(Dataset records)
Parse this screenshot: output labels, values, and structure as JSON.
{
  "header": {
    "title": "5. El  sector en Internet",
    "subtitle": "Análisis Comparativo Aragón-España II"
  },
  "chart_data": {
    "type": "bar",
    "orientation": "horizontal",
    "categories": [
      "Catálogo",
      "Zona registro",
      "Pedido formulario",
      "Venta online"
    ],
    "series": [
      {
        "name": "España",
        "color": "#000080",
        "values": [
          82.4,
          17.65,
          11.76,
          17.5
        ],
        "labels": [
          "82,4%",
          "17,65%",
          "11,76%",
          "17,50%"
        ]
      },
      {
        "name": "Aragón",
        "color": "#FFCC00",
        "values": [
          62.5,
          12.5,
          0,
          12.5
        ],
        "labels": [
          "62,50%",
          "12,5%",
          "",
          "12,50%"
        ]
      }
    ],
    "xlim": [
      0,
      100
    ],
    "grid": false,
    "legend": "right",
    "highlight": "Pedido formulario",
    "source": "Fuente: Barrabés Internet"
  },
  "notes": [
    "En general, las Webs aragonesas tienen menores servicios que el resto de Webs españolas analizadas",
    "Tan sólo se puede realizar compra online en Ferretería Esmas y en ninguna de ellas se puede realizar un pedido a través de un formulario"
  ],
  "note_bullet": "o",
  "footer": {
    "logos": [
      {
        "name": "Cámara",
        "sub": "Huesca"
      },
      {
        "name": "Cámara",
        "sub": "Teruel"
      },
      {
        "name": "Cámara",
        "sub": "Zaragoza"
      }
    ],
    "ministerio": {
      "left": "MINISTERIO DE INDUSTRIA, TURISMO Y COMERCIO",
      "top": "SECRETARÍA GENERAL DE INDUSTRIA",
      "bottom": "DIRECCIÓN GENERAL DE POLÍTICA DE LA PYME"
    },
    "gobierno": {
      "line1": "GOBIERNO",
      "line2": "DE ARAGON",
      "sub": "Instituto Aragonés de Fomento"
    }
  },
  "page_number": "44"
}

• What is needed: Copy out each line of the material that holds the word "online".

• Response:
      "Venta online"
    "Tan sólo se puede realizar compra online en Ferretería Esmas y en ninguna de ellas se puede realizar un pedido a través de un formulario"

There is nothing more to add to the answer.